> **Problem to work on**: Repeat the lines beginning at the one with "Give me the" and running to the end of the material, keeping the first and last of them, exactly as they appear.

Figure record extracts
══════════

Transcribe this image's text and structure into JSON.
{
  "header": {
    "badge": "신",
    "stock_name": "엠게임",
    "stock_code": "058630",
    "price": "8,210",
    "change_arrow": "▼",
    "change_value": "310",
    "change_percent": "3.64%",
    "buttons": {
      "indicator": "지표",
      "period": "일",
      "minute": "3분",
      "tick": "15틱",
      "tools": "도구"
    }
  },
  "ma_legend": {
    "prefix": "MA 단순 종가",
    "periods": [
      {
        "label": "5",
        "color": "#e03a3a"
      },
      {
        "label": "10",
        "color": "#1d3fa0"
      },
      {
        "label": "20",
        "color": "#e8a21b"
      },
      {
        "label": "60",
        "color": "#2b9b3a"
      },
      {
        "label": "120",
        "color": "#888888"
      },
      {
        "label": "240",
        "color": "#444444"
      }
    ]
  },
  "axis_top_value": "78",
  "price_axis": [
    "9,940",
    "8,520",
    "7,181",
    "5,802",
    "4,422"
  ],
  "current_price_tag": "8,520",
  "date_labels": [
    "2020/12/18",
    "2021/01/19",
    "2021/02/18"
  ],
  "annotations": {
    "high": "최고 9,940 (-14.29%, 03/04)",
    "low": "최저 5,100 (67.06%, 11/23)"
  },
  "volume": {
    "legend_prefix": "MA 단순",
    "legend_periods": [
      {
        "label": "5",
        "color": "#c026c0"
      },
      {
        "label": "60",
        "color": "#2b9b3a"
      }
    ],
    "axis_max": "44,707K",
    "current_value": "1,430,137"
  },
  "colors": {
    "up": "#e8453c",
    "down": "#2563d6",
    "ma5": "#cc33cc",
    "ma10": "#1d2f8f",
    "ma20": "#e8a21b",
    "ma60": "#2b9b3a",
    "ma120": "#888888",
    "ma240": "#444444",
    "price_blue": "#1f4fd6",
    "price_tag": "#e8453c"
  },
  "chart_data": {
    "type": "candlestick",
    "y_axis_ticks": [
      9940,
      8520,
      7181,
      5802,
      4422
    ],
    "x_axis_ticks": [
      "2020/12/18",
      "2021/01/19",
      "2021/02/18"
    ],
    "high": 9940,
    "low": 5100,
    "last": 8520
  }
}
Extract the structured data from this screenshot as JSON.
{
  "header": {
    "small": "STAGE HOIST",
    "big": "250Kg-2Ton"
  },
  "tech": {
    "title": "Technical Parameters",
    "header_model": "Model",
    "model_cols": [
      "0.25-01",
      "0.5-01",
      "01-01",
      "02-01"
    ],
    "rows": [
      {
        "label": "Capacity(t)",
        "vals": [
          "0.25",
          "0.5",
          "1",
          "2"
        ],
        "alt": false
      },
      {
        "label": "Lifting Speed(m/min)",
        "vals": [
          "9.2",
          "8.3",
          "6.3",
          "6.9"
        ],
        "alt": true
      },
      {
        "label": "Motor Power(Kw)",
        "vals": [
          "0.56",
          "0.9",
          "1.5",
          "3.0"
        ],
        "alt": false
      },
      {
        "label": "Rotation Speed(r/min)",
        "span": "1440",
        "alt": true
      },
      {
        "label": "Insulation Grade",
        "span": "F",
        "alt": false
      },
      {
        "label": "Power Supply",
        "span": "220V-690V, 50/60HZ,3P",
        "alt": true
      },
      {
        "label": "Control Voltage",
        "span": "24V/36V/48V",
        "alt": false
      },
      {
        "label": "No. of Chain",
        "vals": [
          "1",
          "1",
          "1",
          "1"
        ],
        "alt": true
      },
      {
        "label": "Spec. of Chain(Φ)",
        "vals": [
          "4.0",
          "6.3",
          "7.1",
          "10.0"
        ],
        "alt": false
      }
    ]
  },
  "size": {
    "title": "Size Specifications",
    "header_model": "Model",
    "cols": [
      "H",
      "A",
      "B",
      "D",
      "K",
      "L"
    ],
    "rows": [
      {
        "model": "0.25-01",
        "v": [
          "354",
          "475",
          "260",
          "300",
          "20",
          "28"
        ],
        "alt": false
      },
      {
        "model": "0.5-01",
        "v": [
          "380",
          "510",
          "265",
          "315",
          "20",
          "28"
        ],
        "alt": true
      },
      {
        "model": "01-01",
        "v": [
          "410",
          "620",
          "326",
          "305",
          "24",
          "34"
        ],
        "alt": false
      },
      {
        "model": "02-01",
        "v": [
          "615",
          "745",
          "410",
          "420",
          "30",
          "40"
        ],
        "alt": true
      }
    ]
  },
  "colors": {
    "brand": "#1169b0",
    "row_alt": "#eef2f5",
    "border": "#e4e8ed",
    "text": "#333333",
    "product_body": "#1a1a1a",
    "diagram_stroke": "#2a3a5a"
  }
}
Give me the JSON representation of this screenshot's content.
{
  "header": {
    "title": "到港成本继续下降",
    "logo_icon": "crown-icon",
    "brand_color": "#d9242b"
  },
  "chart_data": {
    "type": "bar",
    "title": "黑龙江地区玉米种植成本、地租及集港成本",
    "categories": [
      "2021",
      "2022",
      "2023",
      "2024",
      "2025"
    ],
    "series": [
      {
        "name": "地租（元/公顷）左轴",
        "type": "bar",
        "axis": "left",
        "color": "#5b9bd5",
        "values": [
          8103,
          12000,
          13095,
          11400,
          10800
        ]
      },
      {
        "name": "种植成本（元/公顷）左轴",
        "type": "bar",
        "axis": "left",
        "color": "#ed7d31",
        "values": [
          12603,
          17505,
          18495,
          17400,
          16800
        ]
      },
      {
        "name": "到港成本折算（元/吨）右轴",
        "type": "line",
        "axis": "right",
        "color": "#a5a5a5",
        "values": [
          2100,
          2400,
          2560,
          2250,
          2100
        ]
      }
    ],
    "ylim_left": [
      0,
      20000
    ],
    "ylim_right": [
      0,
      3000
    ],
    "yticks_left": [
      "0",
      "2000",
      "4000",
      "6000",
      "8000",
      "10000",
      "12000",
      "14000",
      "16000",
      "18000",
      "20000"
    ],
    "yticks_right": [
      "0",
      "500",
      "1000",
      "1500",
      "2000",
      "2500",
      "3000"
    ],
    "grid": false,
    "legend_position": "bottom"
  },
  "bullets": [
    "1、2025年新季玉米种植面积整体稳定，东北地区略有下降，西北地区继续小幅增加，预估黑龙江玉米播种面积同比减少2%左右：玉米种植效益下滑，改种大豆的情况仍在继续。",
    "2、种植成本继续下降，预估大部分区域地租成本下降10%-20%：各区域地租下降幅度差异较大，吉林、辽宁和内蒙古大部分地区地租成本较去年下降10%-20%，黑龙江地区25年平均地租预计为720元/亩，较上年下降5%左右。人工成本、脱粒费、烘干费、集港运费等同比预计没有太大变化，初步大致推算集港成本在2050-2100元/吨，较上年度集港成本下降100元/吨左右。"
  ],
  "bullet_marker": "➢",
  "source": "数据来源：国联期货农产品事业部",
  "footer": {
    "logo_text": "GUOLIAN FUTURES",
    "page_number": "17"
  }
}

══════════

> **Exercise solution**:
Give me the JSON representation of this screenshot's content.
{
  "header": {
    "title": "到港成本继续下降",
    "logo_icon": "crown-icon",
    "brand_color": "#d9242b"
  },
  "chart_data": {
    "type": "bar",
    "title": "黑龙江地区玉米种植成本、地租及集港成本",
    "categories": [
      "2021",
      "2022",
      "2023",
      "2024",
      "2025"
    ],
    "series": [
      {
        "name": "地租（元/公顷）左轴",
        "type": "bar",
        "axis": "left",
        "color": "#5b9bd5",
        "values": [
          8103,
          12000,
          13095,
          11400,
          10800
        ]
      },
      {
        "name": "种植成本（元/公顷）左轴",
        "type": "bar",
        "axis": "left",
        "color": "#ed7d31",
        "values": [
          12603,
          17505,
          18495,
          17400,
          16800
        ]
      },
      {
        "name": "到港成本折算（元/吨）右轴",
        "type": "line",
        "axis": "right",
        "color": "#a5a5a5",
        "values": [
          2100,
          2400,
          2560,
          2250,
          2100
        ]
      }
    ],
    "ylim_left": [
      0,
      20000
    ],
    "ylim_right": [
      0,
      3000
    ],
    "yticks_left": [
      "0",
      "2000",
      "4000",
      "6000",
      "8000",
      "10000",
      "12000",
      "14000",
      "16000",
      "18000",
      "20000"
    ],
    "yticks_right": [
      "0",
      "500",
      "1000",
      "1500",
      "2000",
      "2500",
      "3000"
    ],
    "grid": false,
    "legend_position": "bottom"
  },
  "bullets": [
    "1、2025年新季玉米种植面积整体稳定，东北地区略有下降，西北地区继续小幅增加，预估黑龙江玉米播种面积同比减少2%左右：玉米种植效益下滑，改种大豆的情况仍在继续。",
    "2、种植成本继续下降，预估大部分区域地租成本下降10%-20%：各区域地租下降幅度差异较大，吉林、辽宁和内蒙古大部分地区地租成本较去年下降10%-20%，黑龙江地区25年平均地租预计为720元/亩，较上年下降5%左右。人工成本、脱粒费、烘干费、集港运费等同比预计没有太大变化，初步大致推算集港成本在2050-2100元/吨，较上年度集港成本下降100元/吨左右。"
  ],
  "bullet_marker": "➢",
  "source": "数据来源：国联期货农产品事业部",
  "footer": {
    "logo_text": "GUOLIAN FUTURES",
    "page_number": "17"
  }
}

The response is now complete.